(WRITTEN REQUEST): Transcribe the material exactly. Images do not belong in the copy.

· · ·

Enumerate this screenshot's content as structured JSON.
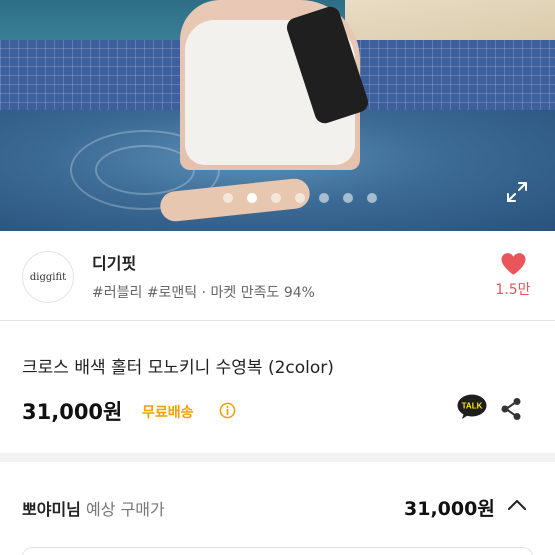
{
  "gallery": {
    "slide_count": 7,
    "active_index": 1
  },
  "seller": {
    "logo_text": "diggifit",
    "name": "디기핏",
    "tags": "#러블리 #로맨틱 · 마켓 만족도 94%",
    "likes": "1.5만",
    "heart_color": "#e8565b"
  },
  "product": {
    "title": "크로스 배색 홀터 모노키니 수영복 (2color)",
    "price": "31,000원",
    "shipping": "무료배송",
    "talk_label": "TALK"
  },
  "expected_price": {
    "user": "뽀야미님",
    "label": "예상 구매가",
    "price": "31,000원"
  },
  "icons": {
    "expand": "expand-icon",
    "info": "info-icon",
    "talk": "kakaotalk-icon",
    "share": "share-icon",
    "chevron": "chevron-up-icon",
    "heart": "heart-icon"
  },
  "colors": {
    "accent_red": "#e8565b",
    "shipping_orange": "#f0a000"
  }
}
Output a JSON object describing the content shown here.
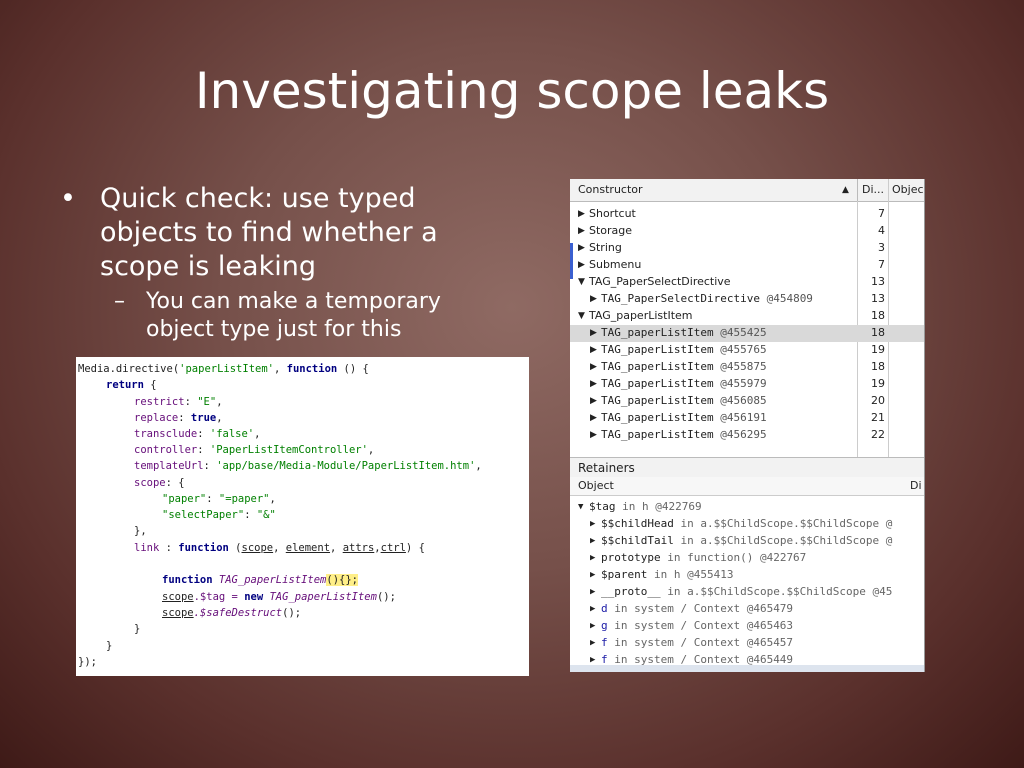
{
  "title": "Investigating scope leaks",
  "bullets": {
    "main": "Quick check: use typed objects to find whether a scope is leaking",
    "sub": "You can make a temporary object type just for this"
  },
  "devtools": {
    "headers": {
      "constructor": "Constructor",
      "distance": "Di...",
      "object": "Objec"
    },
    "rows": [
      {
        "name": "Shortcut",
        "dist": "7"
      },
      {
        "name": "Storage",
        "dist": "4"
      },
      {
        "name": "String",
        "dist": "3"
      },
      {
        "name": "Submenu",
        "dist": "7"
      },
      {
        "name": "TAG_PaperSelectDirective",
        "dist": "13"
      },
      {
        "name": "TAG_PaperSelectDirective",
        "id": "@454809",
        "dist": "13"
      },
      {
        "name": "TAG_paperListItem",
        "dist": "18"
      },
      {
        "name": "TAG_paperListItem",
        "id": "@455425",
        "dist": "18"
      },
      {
        "name": "TAG_paperListItem",
        "id": "@455765",
        "dist": "19"
      },
      {
        "name": "TAG_paperListItem",
        "id": "@455875",
        "dist": "18"
      },
      {
        "name": "TAG_paperListItem",
        "id": "@455979",
        "dist": "19"
      },
      {
        "name": "TAG_paperListItem",
        "id": "@456085",
        "dist": "20"
      },
      {
        "name": "TAG_paperListItem",
        "id": "@456191",
        "dist": "21"
      },
      {
        "name": "TAG_paperListItem",
        "id": "@456295",
        "dist": "22"
      }
    ],
    "retainers": {
      "title": "Retainers",
      "headers": {
        "object": "Object",
        "distance": "Di"
      },
      "rows": [
        {
          "key": "$tag",
          "rest": " in h @422769"
        },
        {
          "key": "$$childHead",
          "rest": " in a.$$ChildScope.$$ChildScope @"
        },
        {
          "key": "$$childTail",
          "rest": " in a.$$ChildScope.$$ChildScope @"
        },
        {
          "key": "prototype",
          "rest": " in function() @422767"
        },
        {
          "key": "$parent",
          "rest": " in h @455413"
        },
        {
          "key": "__proto__",
          "rest": " in a.$$ChildScope.$$ChildScope @45"
        },
        {
          "key": "d",
          "rest": " in system / Context @465479"
        },
        {
          "key": "g",
          "rest": " in system / Context @465463"
        },
        {
          "key": "f",
          "rest": " in system / Context @465457"
        },
        {
          "key": "f",
          "rest": " in system / Context @465449"
        }
      ]
    }
  },
  "code": {
    "l1a": "Media.directive(",
    "l1b": "'paperListItem'",
    "l1c": ", ",
    "l1d": "function",
    "l1e": " () {",
    "l2": "return",
    "l2b": " {",
    "l3k": "restrict",
    "l3v": "\"E\"",
    "l4k": "replace",
    "l4v": "true",
    "l5k": "transclude",
    "l5v": "'false'",
    "l6k": "controller",
    "l6v": "'PaperListItemController'",
    "l7k": "templateUrl",
    "l7v": "'app/base/Media-Module/PaperListItem.htm'",
    "l8k": "scope",
    "l8v": " {",
    "l9k": "\"paper\"",
    "l9v": "\"=paper\"",
    "l10k": "\"selectPaper\"",
    "l10v": "\"&\"",
    "l11": "},",
    "l12k": "link",
    "l12a": " : ",
    "l12f": "function",
    "l12p1": "scope",
    "l12p2": "element",
    "l12p3": "attrs",
    "l12p4": "ctrl",
    "l13f": "function",
    "l13n": "TAG_paperListItem",
    "l13b": "(){}",
    "l14a": "scope",
    "l14b": ".$tag = ",
    "l14c": "new",
    "l14d": "TAG_paperListItem",
    "l14e": "();",
    "l15a": "scope",
    "l15b": ".$safeDestruct",
    "l15c": "();",
    "l16": "}",
    "l17": "}",
    "l18": "});"
  }
}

· · ·

(WRITTEN ANSWER):
Enumerate this screenshot's content as structured JSON.
{
  "gallery": {
    "slide_count": 7,
    "active_index": 1
  },
  "seller": {
    "logo_text": "diggifit",
    "name": "디기핏",
    "tags": "#러블리 #로맨틱 · 마켓 만족도 94%",
    "likes": "1.5만",
    "heart_color": "#e8565b"
  },
  "product": {
    "title": "크로스 배색 홀터 모노키니 수영복 (2color)",
    "price": "31,000원",
    "shipping": "무료배송",
    "talk_label": "TALK"
  },
  "expected_price": {
    "user": "뽀야미님",
    "label": "예상 구매가",
    "price": "31,000원"
  },
  "icons": {
    "expand": "expand-icon",
    "info": "info-icon",
    "talk": "kakaotalk-icon",
    "share": "share-icon",
    "chevron": "chevron-up-icon",
    "heart": "heart-icon"
  },
  "colors": {
    "accent_red": "#e8565b",
    "shipping_orange": "#f0a000"
  }
}
Output a JSON object describing the content shown here.
{
  "title": "Investigating scope leaks",
  "bullets": {
    "main": "Quick check: use typed objects to find whether a scope is leaking",
    "sub": "You can make a temporary object type just for this"
  },
  "devtools": {
    "headers": {
      "constructor": "Constructor",
      "distance": "Di...",
      "object": "Objec"
    },
    "rows": [
      {
        "name": "Shortcut",
        "dist": "7"
      },
      {
        "name": "Storage",
        "dist": "4"
      },
      {
        "name": "String",
        "dist": "3"
      },
      {
        "name": "Submenu",
        "dist": "7"
      },
      {
        "name": "TAG_PaperSelectDirective",
        "dist": "13"
      },
      {
        "name": "TAG_PaperSelectDirective",
        "id": "@454809",
        "dist": "13"
      },
      {
        "name": "TAG_paperListItem",
        "dist": "18"
      },
      {
        "name": "TAG_paperListItem",
        "id": "@455425",
        "dist": "18"
      },
      {
        "name": "TAG_paperListItem",
        "id": "@455765",
        "dist": "19"
      },
      {
        "name": "TAG_paperListItem",
        "id": "@455875",
        "dist": "18"
      },
      {
        "name": "TAG_paperListItem",
        "id": "@455979",
        "dist": "19"
      },
      {
        "name": "TAG_paperListItem",
        "id": "@456085",
        "dist": "20"
      },
      {
        "name": "TAG_paperListItem",
        "id": "@456191",
        "dist": "21"
      },
      {
        "name": "TAG_paperListItem",
        "id": "@456295",
        "dist": "22"
      }
    ],
    "retainers": {
      "title": "Retainers",
      "headers": {
        "object": "Object",
        "distance": "Di"
      },
      "rows": [
        {
          "key": "$tag",
          "rest": " in h @422769"
        },
        {
          "key": "$$childHead",
          "rest": " in a.$$ChildScope.$$ChildScope @"
        },
        {
          "key": "$$childTail",
          "rest": " in a.$$ChildScope.$$ChildScope @"
        },
        {
          "key": "prototype",
          "rest": " in function() @422767"
        },
        {
          "key": "$parent",
          "rest": " in h @455413"
        },
        {
          "key": "__proto__",
          "rest": " in a.$$ChildScope.$$ChildScope @45"
        },
        {
          "key": "d",
          "rest": " in system / Context @465479"
        },
        {
          "key": "g",
          "rest": " in system / Context @465463"
        },
        {
          "key": "f",
          "rest": " in system / Context @465457"
        },
        {
          "key": "f",
          "rest": " in system / Context @465449"
        }
      ]
    }
  },
  "code": {
    "l1a": "Media.directive(",
    "l1b": "'paperListItem'",
    "l1c": ", ",
    "l1d": "function",
    "l1e": " () {",
    "l2": "return",
    "l2b": " {",
    "l3k": "restrict",
    "l3v": "\"E\"",
    "l4k": "replace",
    "l4v": "true",
    "l5k": "transclude",
    "l5v": "'false'",
    "l6k": "controller",
    "l6v": "'PaperListItemController'",
    "l7k": "templateUrl",
    "l7v": "'app/base/Media-Module/PaperListItem.htm'",
    "l8k": "scope",
    "l8v": " {",
    "l9k": "\"paper\"",
    "l9v": "\"=paper\"",
    "l10k": "\"selectPaper\"",
    "l10v": "\"&\"",
    "l11": "},",
    "l12k": "link",
    "l12a": " : ",
    "l12f": "function",
    "l12p1": "scope",
    "l12p2": "element",
    "l12p3": "attrs",
    "l12p4": "ctrl",
    "l13f": "function",
    "l13n": "TAG_paperListItem",
    "l13b": "(){}",
    "l14a": "scope",
    "l14b": ".$tag = ",
    "l14c": "new",
    "l14d": "TAG_paperListItem",
    "l14e": "();",
    "l15a": "scope",
    "l15b": ".$safeDestruct",
    "l15c": "();",
    "l16": "}",
    "l17": "}",
    "l18": "});"
  }
}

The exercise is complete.